Records from a dataset:
☆ ☆ ☆ ☆
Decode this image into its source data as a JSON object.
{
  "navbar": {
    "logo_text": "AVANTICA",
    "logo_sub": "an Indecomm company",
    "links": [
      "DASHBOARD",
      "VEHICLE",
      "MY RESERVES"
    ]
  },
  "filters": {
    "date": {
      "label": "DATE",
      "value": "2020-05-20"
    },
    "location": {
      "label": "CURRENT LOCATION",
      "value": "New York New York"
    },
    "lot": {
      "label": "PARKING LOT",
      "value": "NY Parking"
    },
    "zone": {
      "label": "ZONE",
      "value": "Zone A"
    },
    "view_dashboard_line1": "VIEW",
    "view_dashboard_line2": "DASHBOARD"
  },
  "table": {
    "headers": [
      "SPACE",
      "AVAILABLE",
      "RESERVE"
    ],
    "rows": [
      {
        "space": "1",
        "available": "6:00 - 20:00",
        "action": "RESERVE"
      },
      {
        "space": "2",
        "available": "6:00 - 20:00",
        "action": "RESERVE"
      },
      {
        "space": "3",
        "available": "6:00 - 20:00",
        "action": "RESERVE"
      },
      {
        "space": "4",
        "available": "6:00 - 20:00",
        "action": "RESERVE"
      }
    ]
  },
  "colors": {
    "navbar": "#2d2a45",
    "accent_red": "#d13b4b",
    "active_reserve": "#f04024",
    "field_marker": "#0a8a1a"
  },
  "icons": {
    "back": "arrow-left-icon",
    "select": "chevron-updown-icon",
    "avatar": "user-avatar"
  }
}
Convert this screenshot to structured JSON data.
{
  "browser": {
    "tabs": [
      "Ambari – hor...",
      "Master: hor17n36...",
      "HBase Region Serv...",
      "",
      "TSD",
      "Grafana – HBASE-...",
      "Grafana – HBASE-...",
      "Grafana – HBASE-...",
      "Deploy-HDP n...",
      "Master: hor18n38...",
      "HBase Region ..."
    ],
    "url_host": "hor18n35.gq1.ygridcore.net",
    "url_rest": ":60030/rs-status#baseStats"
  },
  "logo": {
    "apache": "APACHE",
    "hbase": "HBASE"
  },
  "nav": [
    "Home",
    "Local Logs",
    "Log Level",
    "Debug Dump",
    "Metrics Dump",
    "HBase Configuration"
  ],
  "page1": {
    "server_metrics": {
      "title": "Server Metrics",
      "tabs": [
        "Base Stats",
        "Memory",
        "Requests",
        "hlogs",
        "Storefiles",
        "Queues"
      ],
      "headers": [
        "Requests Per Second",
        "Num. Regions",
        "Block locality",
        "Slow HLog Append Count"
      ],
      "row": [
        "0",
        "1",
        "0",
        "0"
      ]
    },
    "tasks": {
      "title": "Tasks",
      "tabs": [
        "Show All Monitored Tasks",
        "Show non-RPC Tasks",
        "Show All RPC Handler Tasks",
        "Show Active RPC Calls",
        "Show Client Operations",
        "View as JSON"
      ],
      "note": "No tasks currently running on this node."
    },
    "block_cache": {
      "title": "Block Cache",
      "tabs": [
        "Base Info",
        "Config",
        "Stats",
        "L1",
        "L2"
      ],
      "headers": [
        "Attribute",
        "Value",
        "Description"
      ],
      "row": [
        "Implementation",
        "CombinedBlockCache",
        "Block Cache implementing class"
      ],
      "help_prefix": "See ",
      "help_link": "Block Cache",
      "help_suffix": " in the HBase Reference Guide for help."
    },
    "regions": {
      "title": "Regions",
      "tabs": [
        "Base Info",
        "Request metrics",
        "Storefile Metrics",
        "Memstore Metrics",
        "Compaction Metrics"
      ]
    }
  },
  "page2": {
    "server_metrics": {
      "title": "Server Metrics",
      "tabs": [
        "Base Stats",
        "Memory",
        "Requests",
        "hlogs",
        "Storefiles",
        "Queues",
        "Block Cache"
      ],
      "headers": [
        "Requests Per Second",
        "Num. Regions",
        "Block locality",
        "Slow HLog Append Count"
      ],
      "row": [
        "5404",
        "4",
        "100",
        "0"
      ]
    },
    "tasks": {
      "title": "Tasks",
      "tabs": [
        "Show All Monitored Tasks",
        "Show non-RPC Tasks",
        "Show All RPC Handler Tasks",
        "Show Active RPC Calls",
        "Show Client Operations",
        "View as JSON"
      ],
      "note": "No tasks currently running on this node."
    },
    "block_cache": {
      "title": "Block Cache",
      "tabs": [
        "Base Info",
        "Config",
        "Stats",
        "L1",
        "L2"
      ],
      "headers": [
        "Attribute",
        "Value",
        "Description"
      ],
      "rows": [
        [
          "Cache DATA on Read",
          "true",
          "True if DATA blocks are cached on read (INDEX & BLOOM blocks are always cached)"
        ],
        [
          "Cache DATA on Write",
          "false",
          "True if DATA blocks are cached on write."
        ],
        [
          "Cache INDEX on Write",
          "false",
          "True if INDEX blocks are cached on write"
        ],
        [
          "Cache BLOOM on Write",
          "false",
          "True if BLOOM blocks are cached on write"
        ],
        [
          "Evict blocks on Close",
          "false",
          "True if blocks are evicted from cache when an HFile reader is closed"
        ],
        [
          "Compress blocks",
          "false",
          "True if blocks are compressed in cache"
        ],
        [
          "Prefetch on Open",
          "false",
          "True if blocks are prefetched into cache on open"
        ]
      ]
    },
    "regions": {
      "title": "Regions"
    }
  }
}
☆ ☆ ☆ ☆
• REQUIREMENTS:
Copy the entries above exactly, leaving none out.

• EXERCISE OUTPUT:
Decode this image into its source data as a JSON object.
{
  "navbar": {
    "logo_text": "AVANTICA",
    "logo_sub": "an Indecomm company",
    "links": [
      "DASHBOARD",
      "VEHICLE",
      "MY RESERVES"
    ]
  },
  "filters": {
    "date": {
      "label": "DATE",
      "value": "2020-05-20"
    },
    "location": {
      "label": "CURRENT LOCATION",
      "value": "New York New York"
    },
    "lot": {
      "label": "PARKING LOT",
      "value": "NY Parking"
    },
    "zone": {
      "label": "ZONE",
      "value": "Zone A"
    },
    "view_dashboard_line1": "VIEW",
    "view_dashboard_line2": "DASHBOARD"
  },
  "table": {
    "headers": [
      "SPACE",
      "AVAILABLE",
      "RESERVE"
    ],
    "rows": [
      {
        "space": "1",
        "available": "6:00 - 20:00",
        "action": "RESERVE"
      },
      {
        "space": "2",
        "available": "6:00 - 20:00",
        "action": "RESERVE"
      },
      {
        "space": "3",
        "available": "6:00 - 20:00",
        "action": "RESERVE"
      },
      {
        "space": "4",
        "available": "6:00 - 20:00",
        "action": "RESERVE"
      }
    ]
  },
  "colors": {
    "navbar": "#2d2a45",
    "accent_red": "#d13b4b",
    "active_reserve": "#f04024",
    "field_marker": "#0a8a1a"
  },
  "icons": {
    "back": "arrow-left-icon",
    "select": "chevron-updown-icon",
    "avatar": "user-avatar"
  }
}
Convert this screenshot to structured JSON data.
{
  "browser": {
    "tabs": [
      "Ambari – hor...",
      "Master: hor17n36...",
      "HBase Region Serv...",
      "",
      "TSD",
      "Grafana – HBASE-...",
      "Grafana – HBASE-...",
      "Grafana – HBASE-...",
      "Deploy-HDP n...",
      "Master: hor18n38...",
      "HBase Region ..."
    ],
    "url_host": "hor18n35.gq1.ygridcore.net",
    "url_rest": ":60030/rs-status#baseStats"
  },
  "logo": {
    "apache": "APACHE",
    "hbase": "HBASE"
  },
  "nav": [
    "Home",
    "Local Logs",
    "Log Level",
    "Debug Dump",
    "Metrics Dump",
    "HBase Configuration"
  ],
  "page1": {
    "server_metrics": {
      "title": "Server Metrics",
      "tabs": [
        "Base Stats",
        "Memory",
        "Requests",
        "hlogs",
        "Storefiles",
        "Queues"
      ],
      "headers": [
        "Requests Per Second",
        "Num. Regions",
        "Block locality",
        "Slow HLog Append Count"
      ],
      "row": [
        "0",
        "1",
        "0",
        "0"
      ]
    },
    "tasks": {
      "title": "Tasks",
      "tabs": [
        "Show All Monitored Tasks",
        "Show non-RPC Tasks",
        "Show All RPC Handler Tasks",
        "Show Active RPC Calls",
        "Show Client Operations",
        "View as JSON"
      ],
      "note": "No tasks currently running on this node."
    },
    "block_cache": {
      "title": "Block Cache",
      "tabs": [
        "Base Info",
        "Config",
        "Stats",
        "L1",
        "L2"
      ],
      "headers": [
        "Attribute",
        "Value",
        "Description"
      ],
      "row": [
        "Implementation",
        "CombinedBlockCache",
        "Block Cache implementing class"
      ],
      "help_prefix": "See ",
      "help_link": "Block Cache",
      "help_suffix": " in the HBase Reference Guide for help."
    },
    "regions": {
      "title": "Regions",
      "tabs": [
        "Base Info",
        "Request metrics",
        "Storefile Metrics",
        "Memstore Metrics",
        "Compaction Metrics"
      ]
    }
  },
  "page2": {
    "server_metrics": {
      "title": "Server Metrics",
      "tabs": [
        "Base Stats",
        "Memory",
        "Requests",
        "hlogs",
        "Storefiles",
        "Queues",
        "Block Cache"
      ],
      "headers": [
        "Requests Per Second",
        "Num. Regions",
        "Block locality",
        "Slow HLog Append Count"
      ],
      "row": [
        "5404",
        "4",
        "100",
        "0"
      ]
    },
    "tasks": {
      "title": "Tasks",
      "tabs": [
        "Show All Monitored Tasks",
        "Show non-RPC Tasks",
        "Show All RPC Handler Tasks",
        "Show Active RPC Calls",
        "Show Client Operations",
        "View as JSON"
      ],
      "note": "No tasks currently running on this node."
    },
    "block_cache": {
      "title": "Block Cache",
      "tabs": [
        "Base Info",
        "Config",
        "Stats",
        "L1",
        "L2"
      ],
      "headers": [
        "Attribute",
        "Value",
        "Description"
      ],
      "rows": [
        [
          "Cache DATA on Read",
          "true",
          "True if DATA blocks are cached on read (INDEX & BLOOM blocks are always cached)"
        ],
        [
          "Cache DATA on Write",
          "false",
          "True if DATA blocks are cached on write."
        ],
        [
          "Cache INDEX on Write",
          "false",
          "True if INDEX blocks are cached on write"
        ],
        [
          "Cache BLOOM on Write",
          "false",
          "True if BLOOM blocks are cached on write"
        ],
        [
          "Evict blocks on Close",
          "false",
          "True if blocks are evicted from cache when an HFile reader is closed"
        ],
        [
          "Compress blocks",
          "false",
          "True if blocks are compressed in cache"
        ],
        [
          "Prefetch on Open",
          "false",
          "True if blocks are prefetched into cache on open"
        ]
      ]
    },
    "regions": {
      "title": "Regions"
    }
  }
}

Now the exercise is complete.